--- START OF Entries supplied ---

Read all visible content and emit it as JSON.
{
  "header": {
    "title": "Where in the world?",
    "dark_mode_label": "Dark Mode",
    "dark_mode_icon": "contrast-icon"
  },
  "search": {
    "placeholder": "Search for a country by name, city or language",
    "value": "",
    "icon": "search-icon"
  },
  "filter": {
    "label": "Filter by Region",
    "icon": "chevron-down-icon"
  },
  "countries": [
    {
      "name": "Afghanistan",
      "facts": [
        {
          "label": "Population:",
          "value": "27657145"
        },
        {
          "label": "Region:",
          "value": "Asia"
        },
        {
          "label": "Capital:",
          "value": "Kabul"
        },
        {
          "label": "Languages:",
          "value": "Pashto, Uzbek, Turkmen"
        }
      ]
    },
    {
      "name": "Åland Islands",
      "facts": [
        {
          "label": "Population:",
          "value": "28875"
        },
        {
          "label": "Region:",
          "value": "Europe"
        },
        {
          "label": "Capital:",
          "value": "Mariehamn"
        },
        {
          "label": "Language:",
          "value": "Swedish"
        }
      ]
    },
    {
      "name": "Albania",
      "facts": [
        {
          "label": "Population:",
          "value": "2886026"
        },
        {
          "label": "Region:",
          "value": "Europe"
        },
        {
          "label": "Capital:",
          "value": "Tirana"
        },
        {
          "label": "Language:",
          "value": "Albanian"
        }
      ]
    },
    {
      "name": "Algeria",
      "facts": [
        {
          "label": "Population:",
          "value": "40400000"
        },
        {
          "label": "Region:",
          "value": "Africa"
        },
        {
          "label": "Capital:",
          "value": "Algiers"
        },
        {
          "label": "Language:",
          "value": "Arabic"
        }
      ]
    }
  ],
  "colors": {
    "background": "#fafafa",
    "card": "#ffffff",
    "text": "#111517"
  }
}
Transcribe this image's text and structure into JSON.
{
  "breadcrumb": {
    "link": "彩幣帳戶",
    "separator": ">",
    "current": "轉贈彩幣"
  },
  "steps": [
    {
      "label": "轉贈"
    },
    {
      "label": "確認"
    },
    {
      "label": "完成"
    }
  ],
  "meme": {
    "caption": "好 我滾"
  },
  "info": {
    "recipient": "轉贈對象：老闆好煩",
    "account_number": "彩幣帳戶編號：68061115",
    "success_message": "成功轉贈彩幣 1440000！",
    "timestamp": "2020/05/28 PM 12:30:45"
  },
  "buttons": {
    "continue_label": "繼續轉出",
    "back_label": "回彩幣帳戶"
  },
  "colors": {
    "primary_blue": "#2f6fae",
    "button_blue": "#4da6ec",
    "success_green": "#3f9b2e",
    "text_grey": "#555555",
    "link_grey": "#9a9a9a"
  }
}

--- END OF Entries supplied ---
--- START OF Entries supplied ---

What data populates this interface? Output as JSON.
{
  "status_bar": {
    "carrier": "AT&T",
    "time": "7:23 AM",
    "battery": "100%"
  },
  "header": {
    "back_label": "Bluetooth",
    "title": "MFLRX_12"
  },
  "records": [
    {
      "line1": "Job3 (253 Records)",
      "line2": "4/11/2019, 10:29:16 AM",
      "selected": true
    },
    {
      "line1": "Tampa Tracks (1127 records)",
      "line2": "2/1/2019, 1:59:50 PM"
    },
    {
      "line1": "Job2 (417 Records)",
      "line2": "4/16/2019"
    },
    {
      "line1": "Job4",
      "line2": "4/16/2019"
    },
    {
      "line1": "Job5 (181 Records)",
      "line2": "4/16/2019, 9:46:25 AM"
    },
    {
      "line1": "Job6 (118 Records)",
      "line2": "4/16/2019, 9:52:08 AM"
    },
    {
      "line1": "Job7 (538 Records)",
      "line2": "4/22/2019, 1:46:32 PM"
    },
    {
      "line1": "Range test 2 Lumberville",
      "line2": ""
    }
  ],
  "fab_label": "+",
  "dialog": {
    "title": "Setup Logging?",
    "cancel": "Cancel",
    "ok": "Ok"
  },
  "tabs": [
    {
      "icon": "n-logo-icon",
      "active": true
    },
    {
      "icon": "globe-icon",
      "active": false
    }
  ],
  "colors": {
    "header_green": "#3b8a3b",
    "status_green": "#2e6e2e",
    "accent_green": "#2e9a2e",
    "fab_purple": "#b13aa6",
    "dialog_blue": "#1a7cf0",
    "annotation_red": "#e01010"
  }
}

--- END OF Entries supplied ---

## Written exercise
Copy each line above that contains the string "this".

## Written solution
Transcribe this image's text and structure into JSON.
What data populates this interface? Output as JSON.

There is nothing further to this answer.